— BEGIN Data excerpts —
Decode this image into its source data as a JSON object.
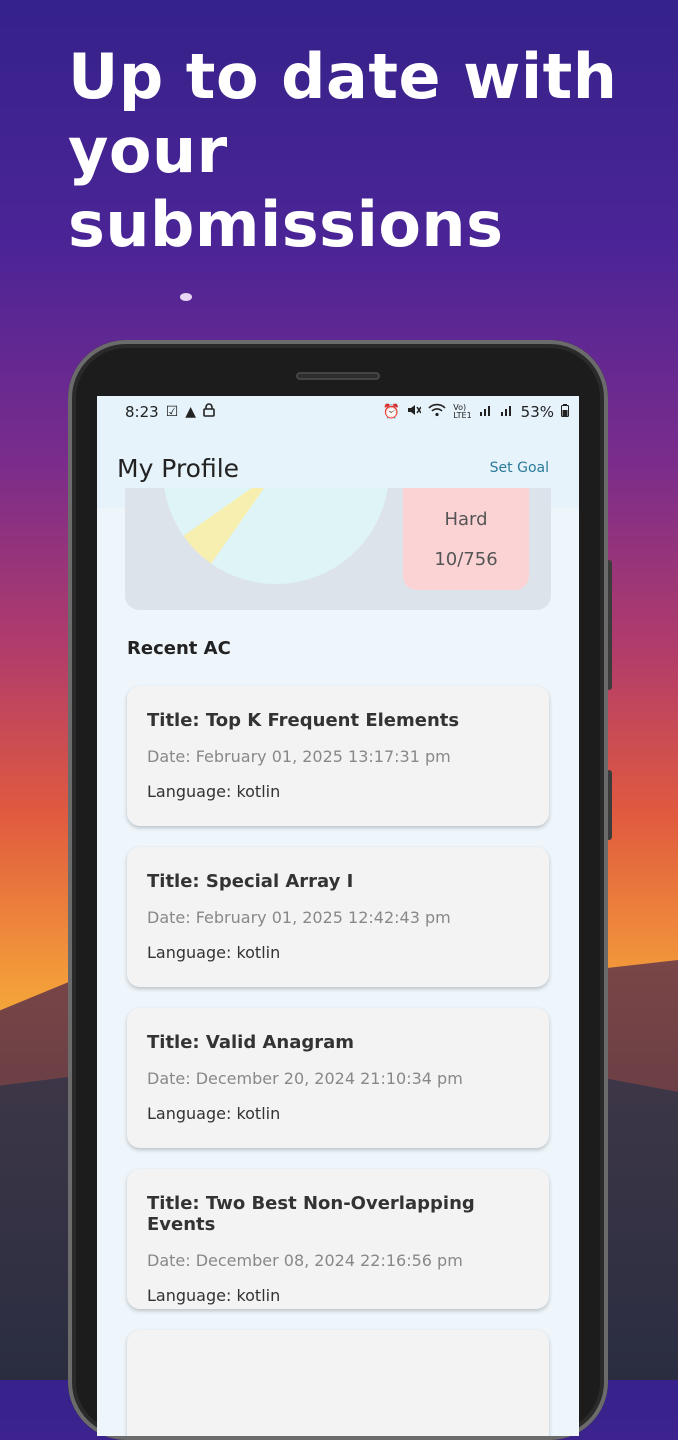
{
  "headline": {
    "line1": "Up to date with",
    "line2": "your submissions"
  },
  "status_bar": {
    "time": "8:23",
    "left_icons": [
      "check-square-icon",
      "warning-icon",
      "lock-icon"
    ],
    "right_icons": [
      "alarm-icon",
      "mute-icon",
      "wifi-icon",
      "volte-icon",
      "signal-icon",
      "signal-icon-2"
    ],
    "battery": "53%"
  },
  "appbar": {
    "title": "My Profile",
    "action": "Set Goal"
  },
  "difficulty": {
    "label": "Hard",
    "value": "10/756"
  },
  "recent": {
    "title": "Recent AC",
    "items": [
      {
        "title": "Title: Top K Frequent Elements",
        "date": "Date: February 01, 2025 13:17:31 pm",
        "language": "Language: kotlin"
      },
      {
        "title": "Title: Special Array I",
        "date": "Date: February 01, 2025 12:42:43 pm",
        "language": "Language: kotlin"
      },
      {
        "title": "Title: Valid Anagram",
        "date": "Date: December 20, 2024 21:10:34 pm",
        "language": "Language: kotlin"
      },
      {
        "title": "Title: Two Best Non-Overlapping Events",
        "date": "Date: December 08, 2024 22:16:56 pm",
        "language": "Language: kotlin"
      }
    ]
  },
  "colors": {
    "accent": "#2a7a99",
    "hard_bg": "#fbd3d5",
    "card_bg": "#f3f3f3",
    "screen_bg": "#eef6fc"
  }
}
— END Data excerpts —
— BEGIN Data excerpts —
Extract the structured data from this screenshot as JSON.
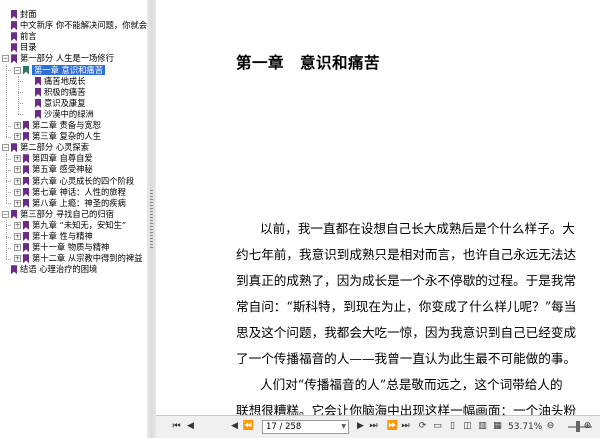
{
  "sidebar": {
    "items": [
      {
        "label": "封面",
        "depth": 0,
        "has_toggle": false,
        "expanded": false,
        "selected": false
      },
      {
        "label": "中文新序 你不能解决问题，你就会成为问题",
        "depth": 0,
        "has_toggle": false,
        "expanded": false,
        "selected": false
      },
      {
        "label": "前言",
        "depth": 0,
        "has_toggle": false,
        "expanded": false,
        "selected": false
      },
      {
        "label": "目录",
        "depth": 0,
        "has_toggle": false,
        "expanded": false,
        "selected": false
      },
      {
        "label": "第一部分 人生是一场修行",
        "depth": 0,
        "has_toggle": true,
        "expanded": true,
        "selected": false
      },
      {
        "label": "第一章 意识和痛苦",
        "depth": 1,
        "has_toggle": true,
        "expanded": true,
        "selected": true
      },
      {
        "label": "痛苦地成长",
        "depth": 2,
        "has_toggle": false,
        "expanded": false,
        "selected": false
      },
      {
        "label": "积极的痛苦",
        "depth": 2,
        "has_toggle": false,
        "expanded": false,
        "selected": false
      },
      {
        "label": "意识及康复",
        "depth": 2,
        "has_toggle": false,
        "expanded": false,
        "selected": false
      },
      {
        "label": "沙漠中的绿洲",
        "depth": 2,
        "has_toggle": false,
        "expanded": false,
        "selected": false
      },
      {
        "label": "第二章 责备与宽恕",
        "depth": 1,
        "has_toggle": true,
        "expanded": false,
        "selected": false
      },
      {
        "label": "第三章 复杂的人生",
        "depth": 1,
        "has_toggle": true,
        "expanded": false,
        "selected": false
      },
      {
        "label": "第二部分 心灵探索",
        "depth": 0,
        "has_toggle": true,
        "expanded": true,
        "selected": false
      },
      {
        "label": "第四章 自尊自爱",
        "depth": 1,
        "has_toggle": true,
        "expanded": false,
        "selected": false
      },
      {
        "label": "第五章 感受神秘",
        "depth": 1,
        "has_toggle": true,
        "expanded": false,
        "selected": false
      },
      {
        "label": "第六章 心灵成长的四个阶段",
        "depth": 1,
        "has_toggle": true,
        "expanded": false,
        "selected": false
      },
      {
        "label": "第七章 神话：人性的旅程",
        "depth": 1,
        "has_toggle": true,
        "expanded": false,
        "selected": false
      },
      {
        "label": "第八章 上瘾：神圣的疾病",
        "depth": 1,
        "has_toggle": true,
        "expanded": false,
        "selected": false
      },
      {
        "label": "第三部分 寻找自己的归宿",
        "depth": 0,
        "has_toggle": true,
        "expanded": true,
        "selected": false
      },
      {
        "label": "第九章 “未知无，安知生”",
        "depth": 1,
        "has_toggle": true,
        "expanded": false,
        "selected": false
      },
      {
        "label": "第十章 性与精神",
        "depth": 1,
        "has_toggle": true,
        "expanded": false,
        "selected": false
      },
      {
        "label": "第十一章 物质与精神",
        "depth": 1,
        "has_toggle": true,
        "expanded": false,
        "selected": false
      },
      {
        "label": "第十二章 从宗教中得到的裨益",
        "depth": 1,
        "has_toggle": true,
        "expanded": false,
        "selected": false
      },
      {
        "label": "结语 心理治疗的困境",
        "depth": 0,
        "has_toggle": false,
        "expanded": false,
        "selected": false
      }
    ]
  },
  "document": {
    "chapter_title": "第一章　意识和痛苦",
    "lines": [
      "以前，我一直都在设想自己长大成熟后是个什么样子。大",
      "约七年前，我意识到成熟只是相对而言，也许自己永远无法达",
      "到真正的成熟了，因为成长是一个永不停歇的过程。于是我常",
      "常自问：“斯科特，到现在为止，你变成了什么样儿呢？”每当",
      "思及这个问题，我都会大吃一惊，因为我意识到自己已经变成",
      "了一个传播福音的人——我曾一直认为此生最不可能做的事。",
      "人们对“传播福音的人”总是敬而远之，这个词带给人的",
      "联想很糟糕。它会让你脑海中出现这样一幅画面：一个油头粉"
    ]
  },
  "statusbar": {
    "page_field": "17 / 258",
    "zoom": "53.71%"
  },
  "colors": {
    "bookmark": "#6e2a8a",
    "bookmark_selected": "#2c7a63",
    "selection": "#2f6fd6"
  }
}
— END Data excerpts —
* _Exercise_
Extract all lines from the data in which "December" is found.

* _Reply_
        "date": "Date: December 20, 2024 21:10:34 pm",
        "date": "Date: December 08, 2024 22:16:56 pm",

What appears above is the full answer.